◆ Prompt: Copy the following lines word for word, keeping every one of them unchanged.

(Region boundary data)

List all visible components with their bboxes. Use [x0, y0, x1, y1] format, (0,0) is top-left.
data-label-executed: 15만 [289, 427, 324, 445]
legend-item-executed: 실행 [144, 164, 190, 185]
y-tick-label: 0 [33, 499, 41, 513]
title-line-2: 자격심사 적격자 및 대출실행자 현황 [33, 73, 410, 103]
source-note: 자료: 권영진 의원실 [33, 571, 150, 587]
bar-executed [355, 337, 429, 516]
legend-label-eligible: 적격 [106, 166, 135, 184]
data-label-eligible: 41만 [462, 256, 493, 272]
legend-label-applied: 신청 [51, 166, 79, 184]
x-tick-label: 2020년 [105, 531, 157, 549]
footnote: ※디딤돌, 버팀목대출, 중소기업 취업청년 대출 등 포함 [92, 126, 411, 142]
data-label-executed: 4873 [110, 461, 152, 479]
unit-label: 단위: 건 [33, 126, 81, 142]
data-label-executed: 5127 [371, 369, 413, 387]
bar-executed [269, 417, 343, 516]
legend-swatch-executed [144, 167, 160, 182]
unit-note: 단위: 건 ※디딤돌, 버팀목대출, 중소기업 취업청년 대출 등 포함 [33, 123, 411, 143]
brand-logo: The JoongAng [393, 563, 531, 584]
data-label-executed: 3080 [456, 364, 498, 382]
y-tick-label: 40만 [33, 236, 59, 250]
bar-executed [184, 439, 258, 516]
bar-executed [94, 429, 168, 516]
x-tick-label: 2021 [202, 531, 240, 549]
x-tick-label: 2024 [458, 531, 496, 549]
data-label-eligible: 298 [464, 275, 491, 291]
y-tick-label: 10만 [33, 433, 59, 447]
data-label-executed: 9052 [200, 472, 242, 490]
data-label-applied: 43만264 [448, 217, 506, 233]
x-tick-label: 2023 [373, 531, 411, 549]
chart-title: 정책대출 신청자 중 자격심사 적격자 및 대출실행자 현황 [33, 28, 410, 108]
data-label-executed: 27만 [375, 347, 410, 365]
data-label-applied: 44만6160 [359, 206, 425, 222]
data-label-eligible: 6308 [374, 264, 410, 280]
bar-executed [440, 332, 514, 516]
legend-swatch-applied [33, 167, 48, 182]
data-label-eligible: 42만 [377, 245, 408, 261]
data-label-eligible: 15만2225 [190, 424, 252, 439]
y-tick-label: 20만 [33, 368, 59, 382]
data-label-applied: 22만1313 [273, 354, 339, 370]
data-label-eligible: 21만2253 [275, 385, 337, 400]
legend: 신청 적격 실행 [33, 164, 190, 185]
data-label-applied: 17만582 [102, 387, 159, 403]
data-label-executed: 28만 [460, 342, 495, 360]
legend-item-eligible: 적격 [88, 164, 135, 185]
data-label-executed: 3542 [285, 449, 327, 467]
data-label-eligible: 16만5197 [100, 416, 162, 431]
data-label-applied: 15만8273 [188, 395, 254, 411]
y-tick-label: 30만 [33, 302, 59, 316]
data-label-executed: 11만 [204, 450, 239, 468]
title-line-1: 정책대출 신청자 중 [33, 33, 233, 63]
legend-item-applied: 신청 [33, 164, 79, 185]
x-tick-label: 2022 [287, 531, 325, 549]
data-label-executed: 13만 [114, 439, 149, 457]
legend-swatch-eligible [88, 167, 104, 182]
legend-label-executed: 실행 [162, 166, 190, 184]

◆ Output:
List all visible components with their bboxes. Use [x0, y0, x1, y1] format, (0,0) is top-left.
data-label-executed: 15만 [289, 427, 324, 445]
legend-item-executed: 실행 [144, 164, 190, 185]
y-tick-label: 0 [33, 499, 41, 513]
title-line-2: 자격심사 적격자 및 대출실행자 현황 [33, 73, 410, 103]
source-note: 자료: 권영진 의원실 [33, 571, 150, 587]
bar-executed [355, 337, 429, 516]
legend-label-eligible: 적격 [106, 166, 135, 184]
data-label-eligible: 41만 [462, 256, 493, 272]
legend-label-applied: 신청 [51, 166, 79, 184]
x-tick-label: 2020년 [105, 531, 157, 549]
footnote: ※디딤돌, 버팀목대출, 중소기업 취업청년 대출 등 포함 [92, 126, 411, 142]
data-label-executed: 4873 [110, 461, 152, 479]
unit-label: 단위: 건 [33, 126, 81, 142]
data-label-executed: 5127 [371, 369, 413, 387]
bar-executed [269, 417, 343, 516]
legend-swatch-executed [144, 167, 160, 182]
unit-note: 단위: 건 ※디딤돌, 버팀목대출, 중소기업 취업청년 대출 등 포함 [33, 123, 411, 143]
brand-logo: The JoongAng [393, 563, 531, 584]
data-label-executed: 3080 [456, 364, 498, 382]
y-tick-label: 40만 [33, 236, 59, 250]
bar-executed [184, 439, 258, 516]
bar-executed [94, 429, 168, 516]
x-tick-label: 2021 [202, 531, 240, 549]
x-tick-label: 2024 [458, 531, 496, 549]
data-label-eligible: 298 [464, 275, 491, 291]
y-tick-label: 10만 [33, 433, 59, 447]
data-label-executed: 9052 [200, 472, 242, 490]
data-label-applied: 43만264 [448, 217, 506, 233]
x-tick-label: 2023 [373, 531, 411, 549]
chart-title: 정책대출 신청자 중 자격심사 적격자 및 대출실행자 현황 [33, 28, 410, 108]
data-label-executed: 27만 [375, 347, 410, 365]
data-label-applied: 44만6160 [359, 206, 425, 222]
data-label-eligible: 6308 [374, 264, 410, 280]
bar-executed [440, 332, 514, 516]
legend-swatch-applied [33, 167, 48, 182]
data-label-eligible: 42만 [377, 245, 408, 261]
data-label-eligible: 15만2225 [190, 424, 252, 439]
y-tick-label: 20만 [33, 368, 59, 382]
data-label-applied: 22만1313 [273, 354, 339, 370]
data-label-eligible: 21만2253 [275, 385, 337, 400]
legend: 신청 적격 실행 [33, 164, 190, 185]
data-label-applied: 17만582 [102, 387, 159, 403]
data-label-executed: 28만 [460, 342, 495, 360]
legend-item-eligible: 적격 [88, 164, 135, 185]
data-label-executed: 3542 [285, 449, 327, 467]
data-label-eligible: 16만5197 [100, 416, 162, 431]
data-label-applied: 15만8273 [188, 395, 254, 411]
y-tick-label: 30만 [33, 302, 59, 316]
data-label-executed: 11만 [204, 450, 239, 468]
title-line-1: 정책대출 신청자 중 [33, 33, 233, 63]
legend-item-applied: 신청 [33, 164, 79, 185]
x-tick-label: 2022 [287, 531, 325, 549]
data-label-executed: 13만 [114, 439, 149, 457]
legend-swatch-eligible [88, 167, 104, 182]
legend-label-executed: 실행 [162, 166, 190, 184]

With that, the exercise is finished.